• [Exercise details]
Images excluded, repeat each entry below exactly.

• [Provided material]
┄┄┄┄┄┄┄┄┄┄

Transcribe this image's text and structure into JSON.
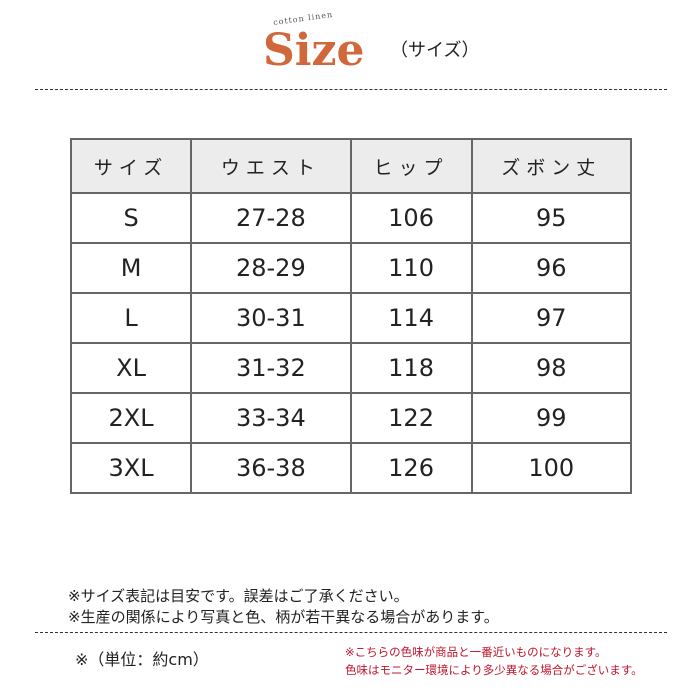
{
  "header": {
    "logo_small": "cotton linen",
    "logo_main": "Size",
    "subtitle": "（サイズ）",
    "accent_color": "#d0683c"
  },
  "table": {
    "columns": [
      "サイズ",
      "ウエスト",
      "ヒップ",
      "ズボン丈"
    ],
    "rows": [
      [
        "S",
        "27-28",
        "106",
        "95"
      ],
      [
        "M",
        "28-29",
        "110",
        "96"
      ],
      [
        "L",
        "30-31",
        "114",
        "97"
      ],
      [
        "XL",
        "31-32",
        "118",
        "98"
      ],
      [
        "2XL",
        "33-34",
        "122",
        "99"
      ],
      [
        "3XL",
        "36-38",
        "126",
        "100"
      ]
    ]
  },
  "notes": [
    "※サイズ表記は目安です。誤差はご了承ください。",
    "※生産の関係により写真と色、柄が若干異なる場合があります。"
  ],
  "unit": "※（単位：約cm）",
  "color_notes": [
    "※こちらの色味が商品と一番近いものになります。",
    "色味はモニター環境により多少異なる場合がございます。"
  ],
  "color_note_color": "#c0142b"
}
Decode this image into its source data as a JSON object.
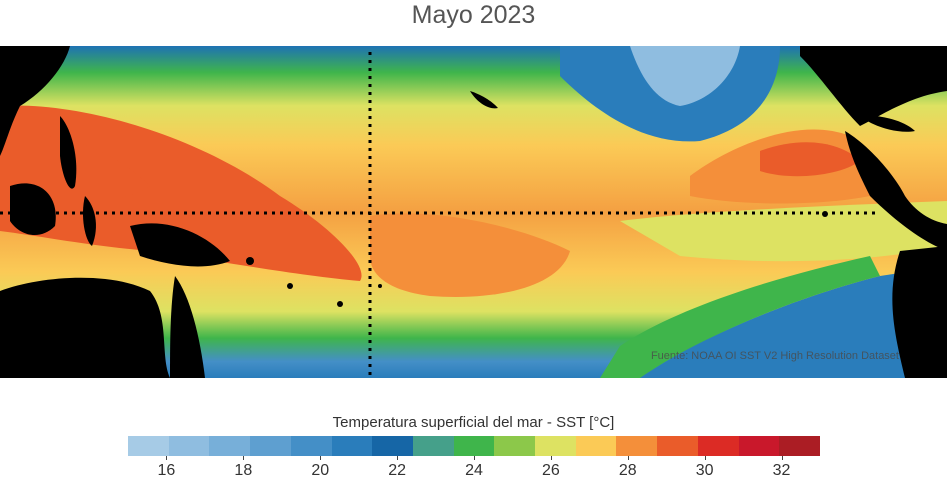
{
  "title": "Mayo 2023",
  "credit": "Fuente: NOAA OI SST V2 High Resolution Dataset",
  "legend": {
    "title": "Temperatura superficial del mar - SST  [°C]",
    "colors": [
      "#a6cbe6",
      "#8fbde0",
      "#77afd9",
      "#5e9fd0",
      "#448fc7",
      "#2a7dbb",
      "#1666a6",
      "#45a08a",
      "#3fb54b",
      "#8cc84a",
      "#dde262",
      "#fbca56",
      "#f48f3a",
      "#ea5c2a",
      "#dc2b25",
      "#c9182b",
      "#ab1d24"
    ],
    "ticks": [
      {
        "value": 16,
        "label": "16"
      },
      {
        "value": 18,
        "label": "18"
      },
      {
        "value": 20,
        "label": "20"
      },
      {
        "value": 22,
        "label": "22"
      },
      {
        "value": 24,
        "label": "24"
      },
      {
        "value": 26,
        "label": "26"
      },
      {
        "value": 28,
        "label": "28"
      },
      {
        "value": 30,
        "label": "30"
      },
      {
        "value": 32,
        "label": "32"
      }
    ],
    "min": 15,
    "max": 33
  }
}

┄┄┄┄┄┄┄┄┄┄

• [Exercise output]
Transcribe this image's text and structure into JSON.
{
  "header": {
    "logo_small": "cotton linen",
    "logo_main": "Size",
    "subtitle": "（サイズ）",
    "accent_color": "#d0683c"
  },
  "table": {
    "columns": [
      "サイズ",
      "ウエスト",
      "ヒップ",
      "ズボン丈"
    ],
    "rows": [
      [
        "S",
        "27-28",
        "106",
        "95"
      ],
      [
        "M",
        "28-29",
        "110",
        "96"
      ],
      [
        "L",
        "30-31",
        "114",
        "97"
      ],
      [
        "XL",
        "31-32",
        "118",
        "98"
      ],
      [
        "2XL",
        "33-34",
        "122",
        "99"
      ],
      [
        "3XL",
        "36-38",
        "126",
        "100"
      ]
    ]
  },
  "notes": [
    "※サイズ表記は目安です。誤差はご了承ください。",
    "※生産の関係により写真と色、柄が若干異なる場合があります。"
  ],
  "unit": "※（単位：約cm）",
  "color_notes": [
    "※こちらの色味が商品と一番近いものになります。",
    "色味はモニター環境により多少異なる場合がございます。"
  ],
  "color_note_color": "#c0142b"
}
Decode this image into its source data as a JSON object.
{
  "title": "Mayo 2023",
  "credit": "Fuente: NOAA OI SST V2 High Resolution Dataset",
  "legend": {
    "title": "Temperatura superficial del mar - SST  [°C]",
    "colors": [
      "#a6cbe6",
      "#8fbde0",
      "#77afd9",
      "#5e9fd0",
      "#448fc7",
      "#2a7dbb",
      "#1666a6",
      "#45a08a",
      "#3fb54b",
      "#8cc84a",
      "#dde262",
      "#fbca56",
      "#f48f3a",
      "#ea5c2a",
      "#dc2b25",
      "#c9182b",
      "#ab1d24"
    ],
    "ticks": [
      {
        "value": 16,
        "label": "16"
      },
      {
        "value": 18,
        "label": "18"
      },
      {
        "value": 20,
        "label": "20"
      },
      {
        "value": 22,
        "label": "22"
      },
      {
        "value": 24,
        "label": "24"
      },
      {
        "value": 26,
        "label": "26"
      },
      {
        "value": 28,
        "label": "28"
      },
      {
        "value": 30,
        "label": "30"
      },
      {
        "value": 32,
        "label": "32"
      }
    ],
    "min": 15,
    "max": 33
  }
}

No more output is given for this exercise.